Copy every line of the listing that holds the string "minimo".

BEGIN Task material

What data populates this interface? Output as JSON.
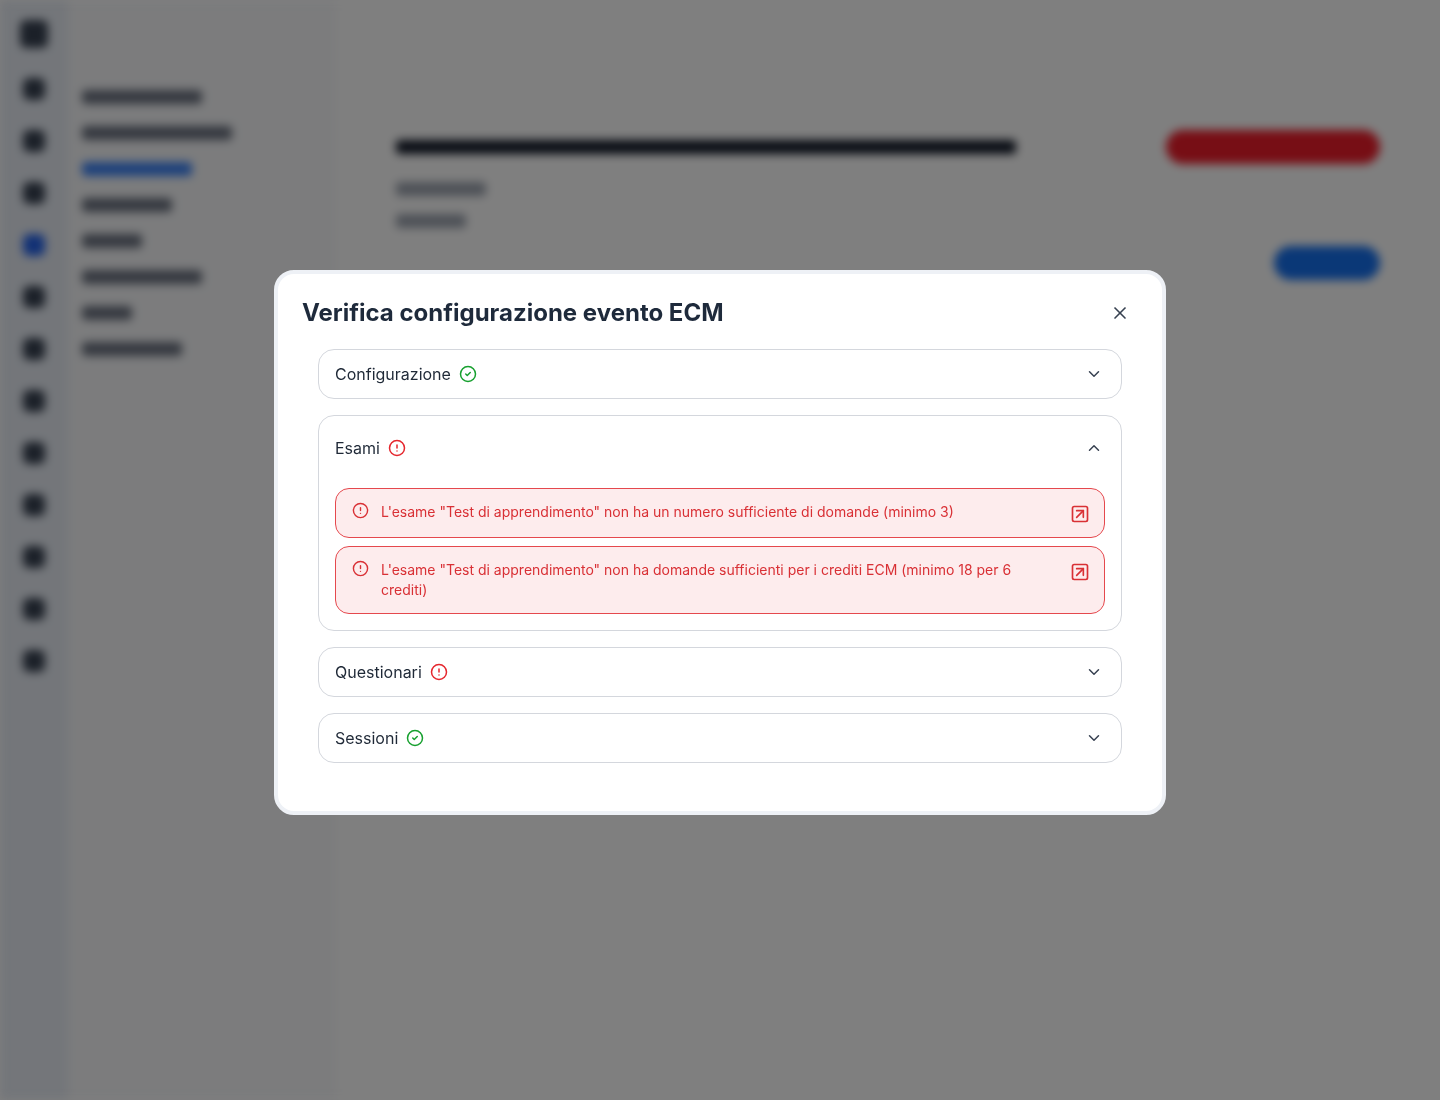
{
  "dialog": {
    "title": "Verifica configurazione evento ECM",
    "sections": [
      {
        "label": "Configurazione",
        "valid": true,
        "expanded": false
      },
      {
        "label": "Esami",
        "valid": false,
        "expanded": true,
        "issues": [
          {
            "text": "L'esame \"Test di apprendimento\" non ha un numero sufficiente di domande (minimo 3)"
          },
          {
            "text": "L'esame \"Test di apprendimento\" non ha domande sufficienti per i crediti ECM (minimo 18 per 6 crediti)"
          }
        ]
      },
      {
        "label": "Questionari",
        "valid": false,
        "expanded": false
      },
      {
        "label": "Sessioni",
        "valid": true,
        "expanded": false
      }
    ]
  }
}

END Task material

Written solution.
            "text": "L'esame \"Test di apprendimento\" non ha un numero sufficiente di domande (minimo 3)"
            "text": "L'esame \"Test di apprendimento\" non ha domande sufficienti per i crediti ECM (minimo 18 per 6 crediti)"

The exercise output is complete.